_Goal_. Reproduce this listing in full.

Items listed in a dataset
━━━━━━━━━━━━━━━━━━━━━━━━━━━━━━
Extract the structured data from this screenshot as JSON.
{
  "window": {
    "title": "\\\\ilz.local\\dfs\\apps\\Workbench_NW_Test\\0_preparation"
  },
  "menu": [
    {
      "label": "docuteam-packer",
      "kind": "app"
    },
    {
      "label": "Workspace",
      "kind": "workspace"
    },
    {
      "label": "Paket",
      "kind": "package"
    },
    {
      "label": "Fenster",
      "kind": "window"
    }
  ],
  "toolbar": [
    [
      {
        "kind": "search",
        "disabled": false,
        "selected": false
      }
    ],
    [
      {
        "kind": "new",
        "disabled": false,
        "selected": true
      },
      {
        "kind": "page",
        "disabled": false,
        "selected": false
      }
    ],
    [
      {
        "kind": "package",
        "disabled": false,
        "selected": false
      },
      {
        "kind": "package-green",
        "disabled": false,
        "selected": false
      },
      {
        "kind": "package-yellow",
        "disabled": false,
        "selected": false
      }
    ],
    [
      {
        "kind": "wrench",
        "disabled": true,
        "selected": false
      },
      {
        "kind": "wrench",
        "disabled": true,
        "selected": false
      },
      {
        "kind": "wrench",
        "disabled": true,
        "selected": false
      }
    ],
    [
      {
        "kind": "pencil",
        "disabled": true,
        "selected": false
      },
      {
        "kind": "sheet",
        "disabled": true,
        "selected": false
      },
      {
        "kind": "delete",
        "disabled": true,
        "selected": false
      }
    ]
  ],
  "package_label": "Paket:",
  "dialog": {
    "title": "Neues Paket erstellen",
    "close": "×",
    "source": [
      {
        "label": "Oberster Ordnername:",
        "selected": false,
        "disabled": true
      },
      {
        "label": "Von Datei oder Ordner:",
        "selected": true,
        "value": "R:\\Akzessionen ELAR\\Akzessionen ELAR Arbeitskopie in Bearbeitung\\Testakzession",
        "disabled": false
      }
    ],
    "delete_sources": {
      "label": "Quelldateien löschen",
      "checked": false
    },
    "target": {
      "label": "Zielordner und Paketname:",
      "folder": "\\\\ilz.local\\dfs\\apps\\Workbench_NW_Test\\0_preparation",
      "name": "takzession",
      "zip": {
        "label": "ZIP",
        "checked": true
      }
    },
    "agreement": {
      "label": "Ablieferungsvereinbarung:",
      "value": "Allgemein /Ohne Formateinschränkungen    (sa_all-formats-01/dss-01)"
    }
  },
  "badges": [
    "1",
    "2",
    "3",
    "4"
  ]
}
━━━━━━━━━━━━━━━━━━━━━━━━━━━━━━
_Written answer_.
Extract the structured data from this screenshot as JSON.
{
  "window": {
    "title": "\\\\ilz.local\\dfs\\apps\\Workbench_NW_Test\\0_preparation"
  },
  "menu": [
    {
      "label": "docuteam-packer",
      "kind": "app"
    },
    {
      "label": "Workspace",
      "kind": "workspace"
    },
    {
      "label": "Paket",
      "kind": "package"
    },
    {
      "label": "Fenster",
      "kind": "window"
    }
  ],
  "toolbar": [
    [
      {
        "kind": "search",
        "disabled": false,
        "selected": false
      }
    ],
    [
      {
        "kind": "new",
        "disabled": false,
        "selected": true
      },
      {
        "kind": "page",
        "disabled": false,
        "selected": false
      }
    ],
    [
      {
        "kind": "package",
        "disabled": false,
        "selected": false
      },
      {
        "kind": "package-green",
        "disabled": false,
        "selected": false
      },
      {
        "kind": "package-yellow",
        "disabled": false,
        "selected": false
      }
    ],
    [
      {
        "kind": "wrench",
        "disabled": true,
        "selected": false
      },
      {
        "kind": "wrench",
        "disabled": true,
        "selected": false
      },
      {
        "kind": "wrench",
        "disabled": true,
        "selected": false
      }
    ],
    [
      {
        "kind": "pencil",
        "disabled": true,
        "selected": false
      },
      {
        "kind": "sheet",
        "disabled": true,
        "selected": false
      },
      {
        "kind": "delete",
        "disabled": true,
        "selected": false
      }
    ]
  ],
  "package_label": "Paket:",
  "dialog": {
    "title": "Neues Paket erstellen",
    "close": "×",
    "source": [
      {
        "label": "Oberster Ordnername:",
        "selected": false,
        "disabled": true
      },
      {
        "label": "Von Datei oder Ordner:",
        "selected": true,
        "value": "R:\\Akzessionen ELAR\\Akzessionen ELAR Arbeitskopie in Bearbeitung\\Testakzession",
        "disabled": false
      }
    ],
    "delete_sources": {
      "label": "Quelldateien löschen",
      "checked": false
    },
    "target": {
      "label": "Zielordner und Paketname:",
      "folder": "\\\\ilz.local\\dfs\\apps\\Workbench_NW_Test\\0_preparation",
      "name": "takzession",
      "zip": {
        "label": "ZIP",
        "checked": true
      }
    },
    "agreement": {
      "label": "Ablieferungsvereinbarung:",
      "value": "Allgemein /Ohne Formateinschränkungen    (sa_all-formats-01/dss-01)"
    }
  },
  "badges": [
    "1",
    "2",
    "3",
    "4"
  ]
}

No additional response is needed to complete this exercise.